▶ _LISTE DES CONSIGNES_
1/ Dans l'extrait, quel personnage prononce « Couvrez ce sein que je ne saurais voir », et à qui s'adresse-t-il ?
2/ Reproduisez tout le passage de l'extrait, depuis les mots « 23 Février 2021 » jusqu'aux mots « esthétiques du moment. ».
3/ Réécrivez plus brièvement le paragraphe de l'extrait qui commence par « «Prenez-moi ce mouchoir », en conservant ses faits essentiels.

▶ _EXTRAIT DU DOCUMENT_
——————————

23 Février 2021
«Prenez-moi ce mouchoir....Couvrez ce sein que je ne saurais voir» intime Tartuffe à la sémillante Dorine qui ne s'en laisse point conter. Le trait est connu. Les décolletés vertigineux - qui, précisément, excellaient à promouvoir ce qu'ils feignaient de cacher - étaient-ils ainsi voués à «blesser les âmes» ? Un simple soutien-gorge aurait-il changé la donne ? Les femmes ont toujours estimé que leur poitrine avait besoin de... soutien ! Et les exigences qu'elles se sont assignées pour l'obtenir ont toujours relayé les canons esthétiques du moment.

——————————

▶ _ENTRÉES DE DONNÉES_

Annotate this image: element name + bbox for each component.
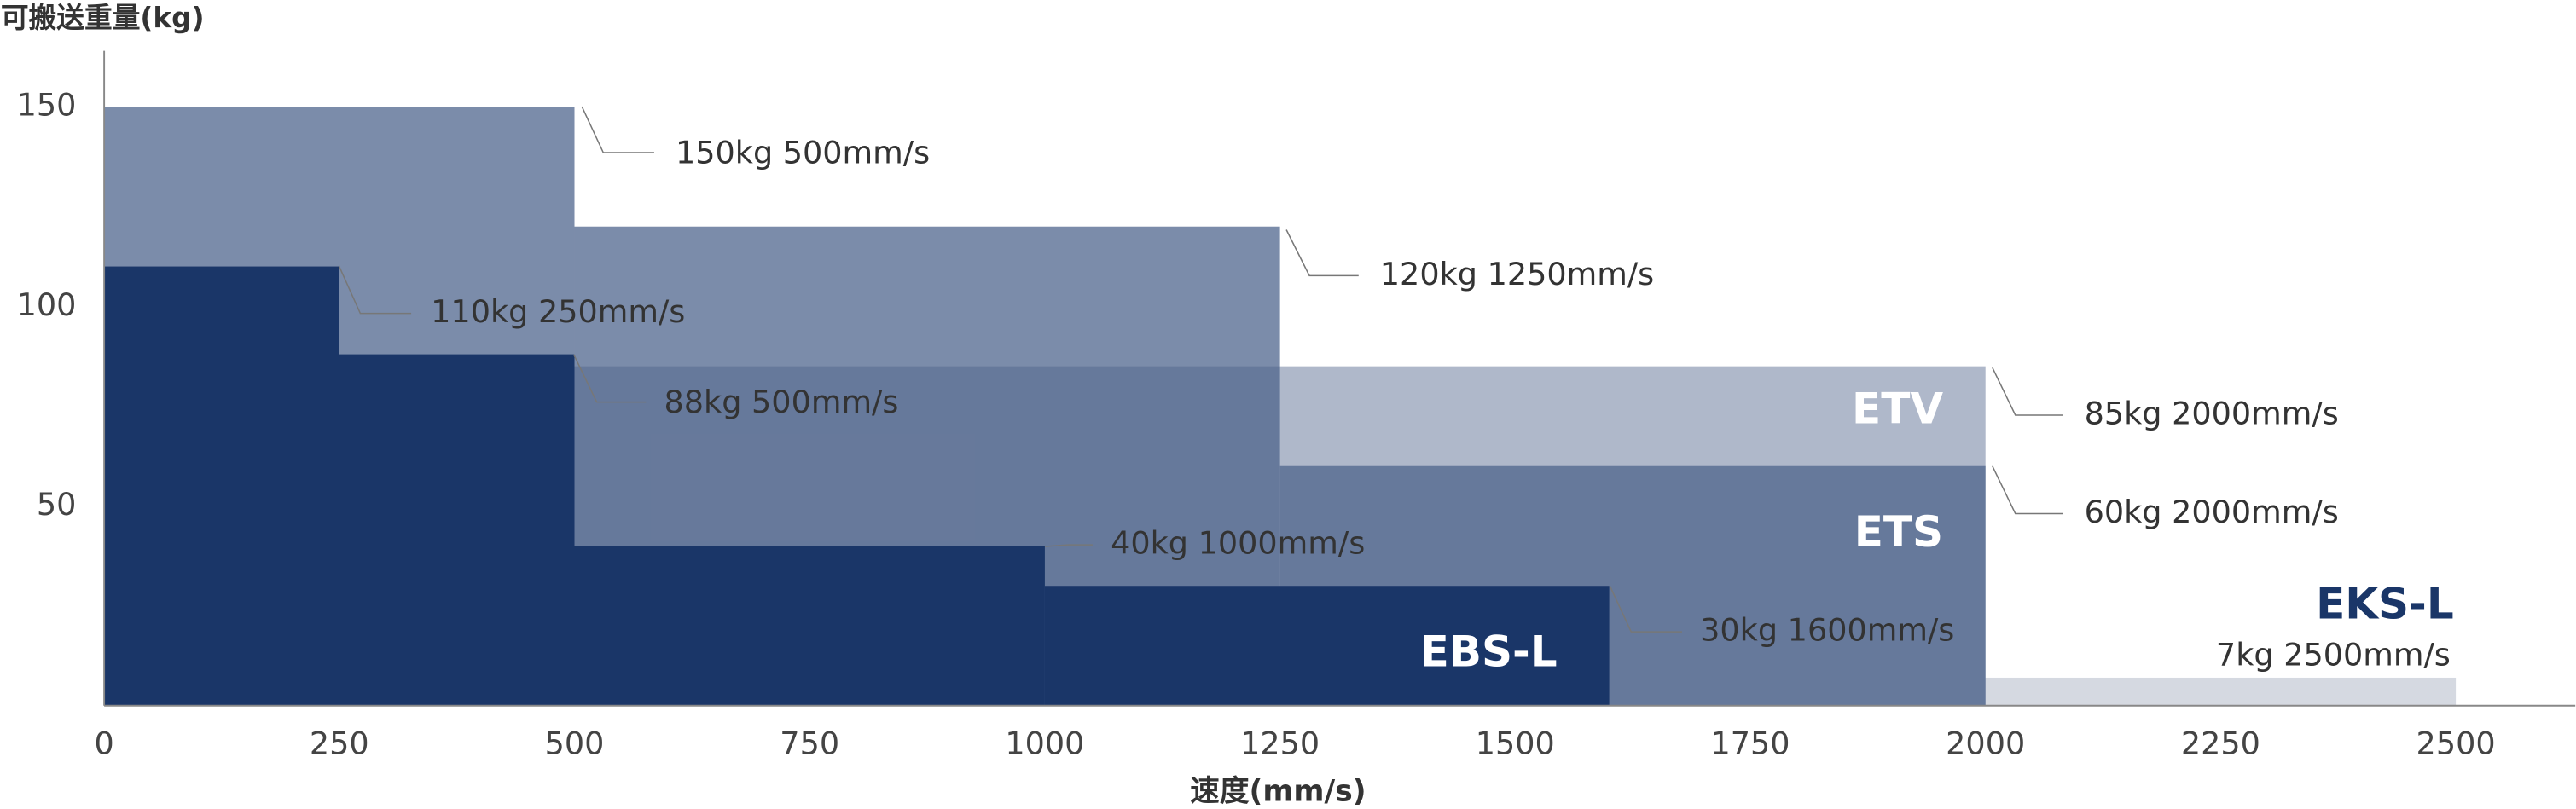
x-axis-label: 速度(mm/s) <box>1190 775 1366 809</box>
series-label: ETS <box>1854 507 1943 557</box>
series-label: ETV <box>1852 384 1943 434</box>
annotation: 88kg 500mm/s <box>664 384 899 420</box>
y-tick-label: 100 <box>17 286 77 323</box>
annotation: 30kg 1600mm/s <box>1700 612 1954 649</box>
annotation: 110kg 250mm/s <box>431 293 685 330</box>
annotation: 150kg 500mm/s <box>676 134 930 170</box>
x-tick-label: 0 <box>94 725 113 761</box>
x-tick-label: 2000 <box>1946 725 2025 761</box>
leader-line <box>1992 465 2063 515</box>
x-tick-label: 1750 <box>1710 725 1790 761</box>
step-area <box>104 266 339 706</box>
x-tick-label: 1000 <box>1005 725 1084 761</box>
series-label: EKS-L <box>2316 580 2454 629</box>
y-axis-label: 可搬送重量(kg) <box>1 2 205 34</box>
x-tick-label: 500 <box>545 725 605 761</box>
x-tick-label: 250 <box>310 725 369 761</box>
leader-line <box>1045 544 1093 547</box>
y-tick-label: 50 <box>37 486 77 523</box>
x-tick-label: 750 <box>780 725 839 761</box>
x-tick-label: 1250 <box>1240 725 1320 761</box>
step-area <box>339 354 575 706</box>
leader-line <box>338 265 412 315</box>
y-tick-label: 150 <box>17 87 77 124</box>
leader-line <box>1609 585 1682 633</box>
x-tick-label: 1500 <box>1476 725 1555 761</box>
leader-line <box>581 106 654 153</box>
x-tick-label: 2500 <box>2416 725 2496 761</box>
leader-line <box>1285 229 1359 277</box>
annotation: 85kg 2000mm/s <box>2085 396 2339 432</box>
leader-line <box>572 354 647 403</box>
step-area <box>1044 586 1610 706</box>
series-label: EBS-L <box>1420 627 1558 677</box>
step-area <box>574 546 1045 706</box>
annotation: 40kg 1000mm/s <box>1111 525 1365 562</box>
x-tick-label: 2250 <box>2181 725 2260 761</box>
annotation: 60kg 2000mm/s <box>2085 494 2339 530</box>
annotation: 7kg 2500mm/s <box>2216 636 2451 673</box>
leader-line <box>1992 367 2063 416</box>
annotation: 120kg 1250mm/s <box>1380 256 1654 292</box>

——————————

▶ _RÉSULTATS DE L'EXERCICE_
1/ C'est Tartuffe qui le dit, à Dorine.

2/
23 Février 2021
«Prenez-moi ce mouchoir....Couvrez ce sein que je ne saurais voir» intime Tartuffe à la sémillante Dorine qui ne s'en laisse point conter. Le trait est connu. Les décolletés vertigineux - qui, précisément, excellaient à promouvoir ce qu'ils feignaient de cacher - étaient-ils ainsi voués à «blesser les âmes» ? Un simple soutien-gorge aurait-il changé la donne ? Les femmes ont toujours estimé que leur poitrine avait besoin de... soutien ! Et les exigences qu'elles se sont assignées pour l'obtenir ont toujours relayé les canons esthétiques du moment.

3/ Tartuffe ordonne à Dorine, qui n'est pas dupe, de couvrir son sein. Ce trait est célèbre. Le texte se demande si les décolletés vertigineux, qui mettaient en valeur ce qu'ils prétendaient cacher, devaient forcément « blesser les âmes », et si un simple soutien-gorge aurait changé quelque chose. Les femmes ont toujours jugé que leur poitrine avait besoin de soutien, et leurs exigences en la matière ont toujours suivi les canons esthétiques de leur époque.